▶ SHORT TASK
Extract the lines that carry the string "Boehm" from the listing.

▶ RECORDS PROVIDED
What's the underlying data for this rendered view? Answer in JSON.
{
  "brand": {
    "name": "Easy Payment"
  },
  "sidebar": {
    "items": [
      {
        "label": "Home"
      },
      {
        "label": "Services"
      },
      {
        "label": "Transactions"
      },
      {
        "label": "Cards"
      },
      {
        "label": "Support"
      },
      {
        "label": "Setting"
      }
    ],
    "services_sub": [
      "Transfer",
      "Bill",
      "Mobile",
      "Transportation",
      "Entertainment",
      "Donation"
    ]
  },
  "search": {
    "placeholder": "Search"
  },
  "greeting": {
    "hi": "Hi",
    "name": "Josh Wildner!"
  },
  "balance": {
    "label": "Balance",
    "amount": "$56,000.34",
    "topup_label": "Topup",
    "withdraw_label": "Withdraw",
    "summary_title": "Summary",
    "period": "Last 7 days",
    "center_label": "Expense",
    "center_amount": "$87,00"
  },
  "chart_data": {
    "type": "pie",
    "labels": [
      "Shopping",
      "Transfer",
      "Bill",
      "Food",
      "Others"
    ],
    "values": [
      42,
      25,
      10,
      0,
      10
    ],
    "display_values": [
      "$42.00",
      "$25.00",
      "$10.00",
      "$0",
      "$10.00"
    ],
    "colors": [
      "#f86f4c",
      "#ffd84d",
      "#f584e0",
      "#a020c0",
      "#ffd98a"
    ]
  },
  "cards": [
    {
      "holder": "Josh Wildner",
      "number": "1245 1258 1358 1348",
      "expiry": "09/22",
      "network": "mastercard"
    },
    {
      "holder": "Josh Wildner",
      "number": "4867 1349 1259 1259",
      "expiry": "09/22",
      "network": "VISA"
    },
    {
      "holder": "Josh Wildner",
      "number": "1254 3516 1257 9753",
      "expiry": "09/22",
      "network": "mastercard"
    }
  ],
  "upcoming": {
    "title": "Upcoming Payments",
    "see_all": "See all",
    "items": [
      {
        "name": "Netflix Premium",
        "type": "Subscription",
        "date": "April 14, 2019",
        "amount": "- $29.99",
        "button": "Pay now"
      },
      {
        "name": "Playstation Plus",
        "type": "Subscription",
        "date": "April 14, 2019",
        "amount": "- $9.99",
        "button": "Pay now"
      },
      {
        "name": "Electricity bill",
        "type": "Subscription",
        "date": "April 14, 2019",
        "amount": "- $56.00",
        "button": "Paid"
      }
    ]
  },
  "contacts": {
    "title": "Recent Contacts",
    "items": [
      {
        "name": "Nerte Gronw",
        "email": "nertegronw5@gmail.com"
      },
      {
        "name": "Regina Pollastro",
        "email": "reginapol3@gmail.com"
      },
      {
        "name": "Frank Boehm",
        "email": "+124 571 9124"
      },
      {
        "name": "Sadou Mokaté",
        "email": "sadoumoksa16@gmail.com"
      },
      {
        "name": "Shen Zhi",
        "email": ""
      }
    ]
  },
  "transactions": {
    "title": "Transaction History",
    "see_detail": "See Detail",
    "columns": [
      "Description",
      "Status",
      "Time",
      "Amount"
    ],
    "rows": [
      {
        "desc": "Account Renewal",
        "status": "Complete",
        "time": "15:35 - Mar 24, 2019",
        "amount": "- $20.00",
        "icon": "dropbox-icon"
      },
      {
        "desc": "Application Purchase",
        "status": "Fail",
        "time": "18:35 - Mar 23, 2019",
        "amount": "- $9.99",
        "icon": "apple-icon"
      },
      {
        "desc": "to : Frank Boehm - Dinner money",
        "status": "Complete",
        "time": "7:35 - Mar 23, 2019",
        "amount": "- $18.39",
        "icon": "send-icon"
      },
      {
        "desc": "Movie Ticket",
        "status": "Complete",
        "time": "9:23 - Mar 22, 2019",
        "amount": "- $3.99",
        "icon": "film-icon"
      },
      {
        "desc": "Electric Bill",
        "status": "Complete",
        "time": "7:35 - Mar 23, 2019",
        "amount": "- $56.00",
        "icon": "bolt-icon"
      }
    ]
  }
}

▶ FINAL RESULT
        "name": "Frank Boehm",
        "desc": "to : Frank Boehm - Dinner money",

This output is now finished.